### Exercise data
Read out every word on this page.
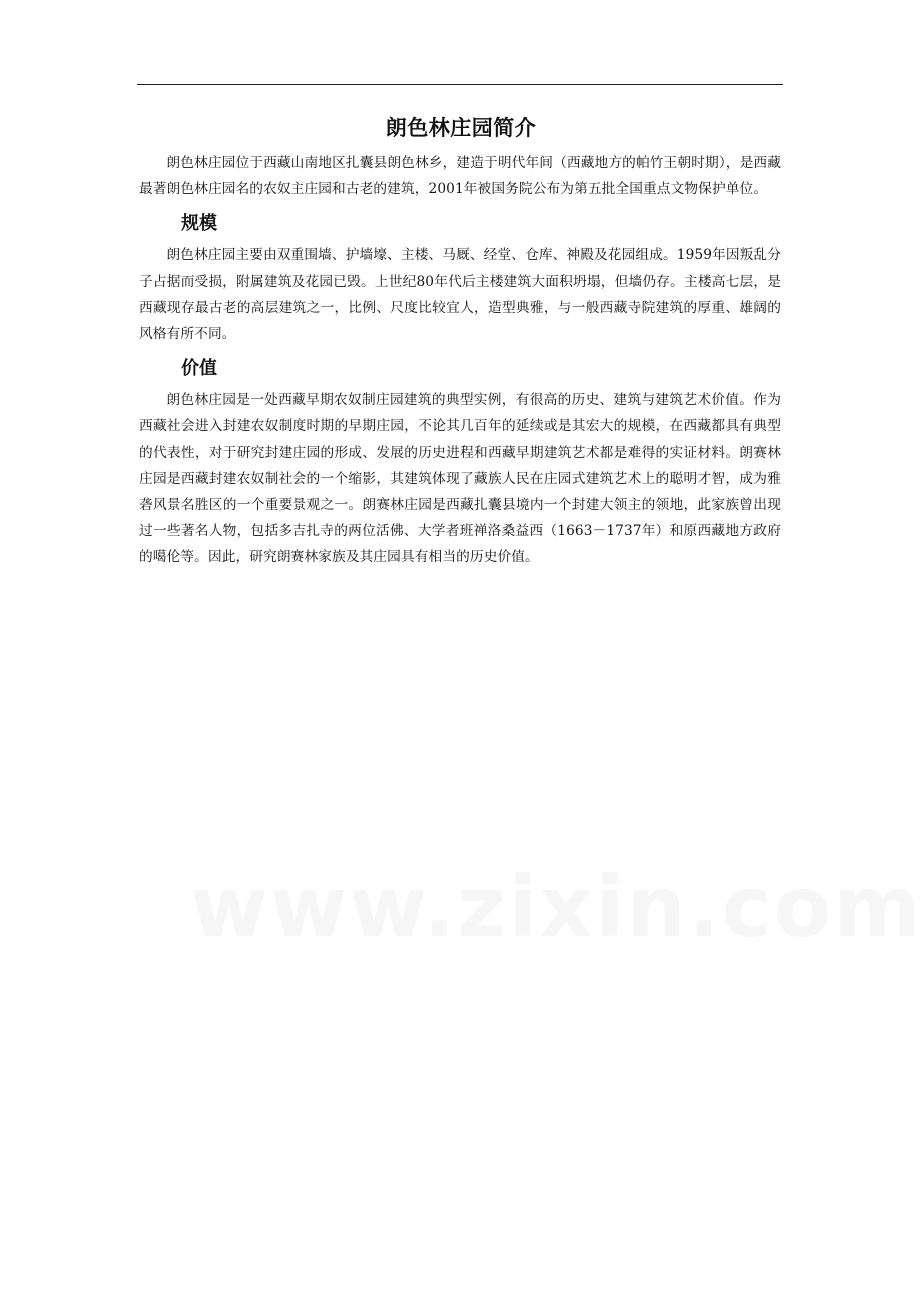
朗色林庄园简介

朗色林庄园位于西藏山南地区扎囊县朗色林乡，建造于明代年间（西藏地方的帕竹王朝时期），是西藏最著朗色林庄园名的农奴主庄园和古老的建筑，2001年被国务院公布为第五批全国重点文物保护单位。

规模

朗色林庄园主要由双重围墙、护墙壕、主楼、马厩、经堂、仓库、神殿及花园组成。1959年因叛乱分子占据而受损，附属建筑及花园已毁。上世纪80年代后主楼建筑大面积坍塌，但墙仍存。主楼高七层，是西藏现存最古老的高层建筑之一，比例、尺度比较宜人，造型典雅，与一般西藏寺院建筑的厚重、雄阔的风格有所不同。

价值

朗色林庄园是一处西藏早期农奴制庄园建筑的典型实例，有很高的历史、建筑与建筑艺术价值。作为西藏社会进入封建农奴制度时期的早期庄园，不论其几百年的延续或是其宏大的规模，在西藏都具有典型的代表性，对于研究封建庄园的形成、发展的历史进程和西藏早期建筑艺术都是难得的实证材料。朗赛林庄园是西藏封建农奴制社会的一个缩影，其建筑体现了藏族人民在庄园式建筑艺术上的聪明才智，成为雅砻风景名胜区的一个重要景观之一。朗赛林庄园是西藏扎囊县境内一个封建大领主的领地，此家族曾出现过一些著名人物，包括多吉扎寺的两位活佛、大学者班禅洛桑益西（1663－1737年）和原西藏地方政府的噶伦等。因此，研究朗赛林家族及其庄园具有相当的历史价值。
==
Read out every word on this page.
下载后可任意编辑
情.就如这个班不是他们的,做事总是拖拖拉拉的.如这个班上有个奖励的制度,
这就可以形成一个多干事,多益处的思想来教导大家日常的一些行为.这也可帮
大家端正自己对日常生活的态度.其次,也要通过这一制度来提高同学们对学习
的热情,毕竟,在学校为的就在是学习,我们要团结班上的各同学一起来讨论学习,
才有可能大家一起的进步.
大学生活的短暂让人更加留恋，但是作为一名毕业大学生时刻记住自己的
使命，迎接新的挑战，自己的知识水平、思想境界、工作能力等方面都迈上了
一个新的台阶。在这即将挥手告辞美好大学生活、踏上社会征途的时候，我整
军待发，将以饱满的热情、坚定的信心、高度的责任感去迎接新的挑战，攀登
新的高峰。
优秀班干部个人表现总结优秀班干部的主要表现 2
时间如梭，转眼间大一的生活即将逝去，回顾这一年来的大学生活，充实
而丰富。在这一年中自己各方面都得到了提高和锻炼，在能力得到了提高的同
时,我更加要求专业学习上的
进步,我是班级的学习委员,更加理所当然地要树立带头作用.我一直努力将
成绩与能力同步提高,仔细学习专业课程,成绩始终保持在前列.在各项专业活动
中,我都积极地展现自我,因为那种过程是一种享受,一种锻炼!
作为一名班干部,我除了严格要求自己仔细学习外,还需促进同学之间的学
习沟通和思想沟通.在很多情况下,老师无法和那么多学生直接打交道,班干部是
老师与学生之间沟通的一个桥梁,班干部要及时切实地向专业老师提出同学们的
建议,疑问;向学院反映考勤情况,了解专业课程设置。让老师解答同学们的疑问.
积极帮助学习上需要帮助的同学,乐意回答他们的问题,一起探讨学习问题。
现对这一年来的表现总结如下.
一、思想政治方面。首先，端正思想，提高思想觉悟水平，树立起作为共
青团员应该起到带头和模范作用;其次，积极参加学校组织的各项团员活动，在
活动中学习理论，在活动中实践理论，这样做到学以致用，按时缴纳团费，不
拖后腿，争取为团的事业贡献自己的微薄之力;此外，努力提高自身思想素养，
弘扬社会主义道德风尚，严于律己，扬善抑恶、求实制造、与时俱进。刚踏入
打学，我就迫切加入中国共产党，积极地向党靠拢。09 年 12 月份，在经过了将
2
* * *
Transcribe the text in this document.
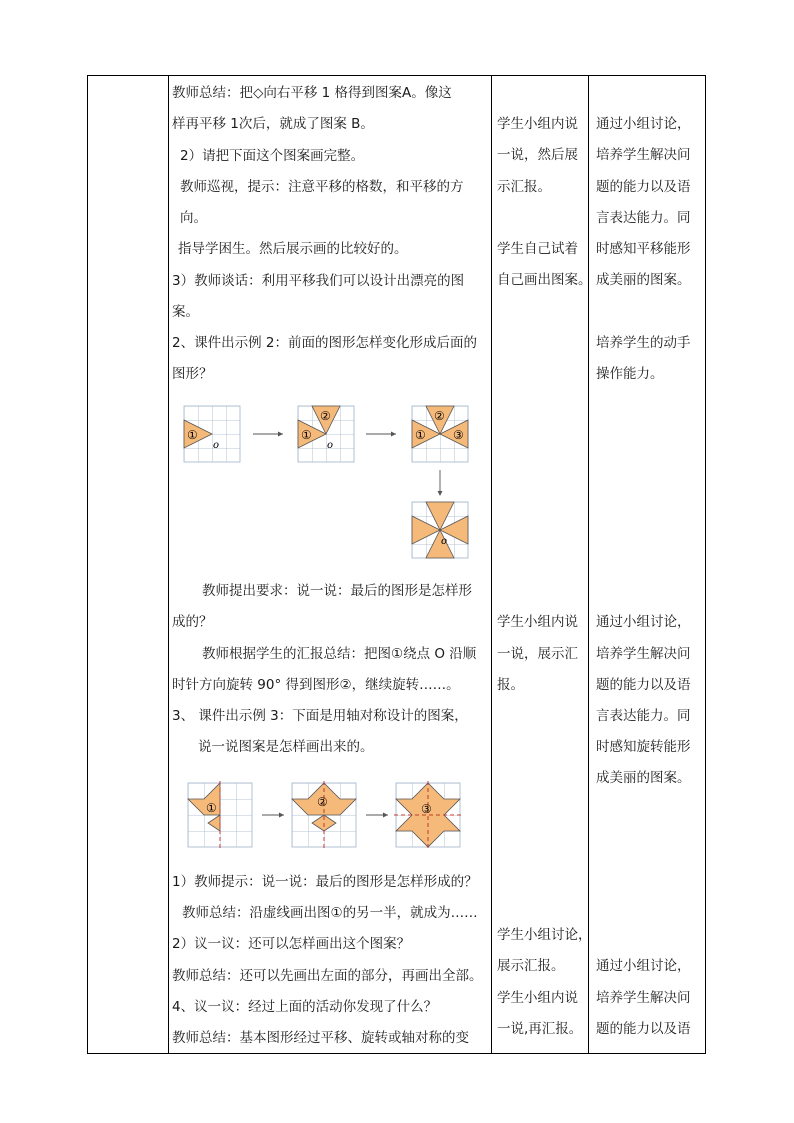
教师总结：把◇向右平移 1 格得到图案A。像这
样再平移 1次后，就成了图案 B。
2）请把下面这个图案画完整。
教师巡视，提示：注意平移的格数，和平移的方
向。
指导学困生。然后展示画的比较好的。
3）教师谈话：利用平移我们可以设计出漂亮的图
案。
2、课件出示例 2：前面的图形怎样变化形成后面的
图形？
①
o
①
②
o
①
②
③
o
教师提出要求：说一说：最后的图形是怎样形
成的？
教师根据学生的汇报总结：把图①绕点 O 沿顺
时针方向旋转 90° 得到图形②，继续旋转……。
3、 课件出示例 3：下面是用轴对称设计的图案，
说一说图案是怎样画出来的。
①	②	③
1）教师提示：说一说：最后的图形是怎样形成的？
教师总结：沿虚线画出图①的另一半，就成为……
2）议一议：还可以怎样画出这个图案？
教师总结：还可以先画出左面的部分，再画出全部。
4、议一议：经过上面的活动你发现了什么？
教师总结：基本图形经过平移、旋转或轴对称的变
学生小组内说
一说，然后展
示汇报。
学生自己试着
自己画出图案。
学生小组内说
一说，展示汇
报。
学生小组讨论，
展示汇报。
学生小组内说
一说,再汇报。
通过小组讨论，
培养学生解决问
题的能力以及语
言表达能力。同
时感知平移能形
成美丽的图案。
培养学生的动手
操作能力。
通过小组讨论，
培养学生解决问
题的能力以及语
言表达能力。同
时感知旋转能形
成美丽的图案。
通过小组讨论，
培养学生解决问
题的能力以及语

### Required work
Calculate how many lines of the material include the string "教师总结", and state that number by itself.

### Expected output
4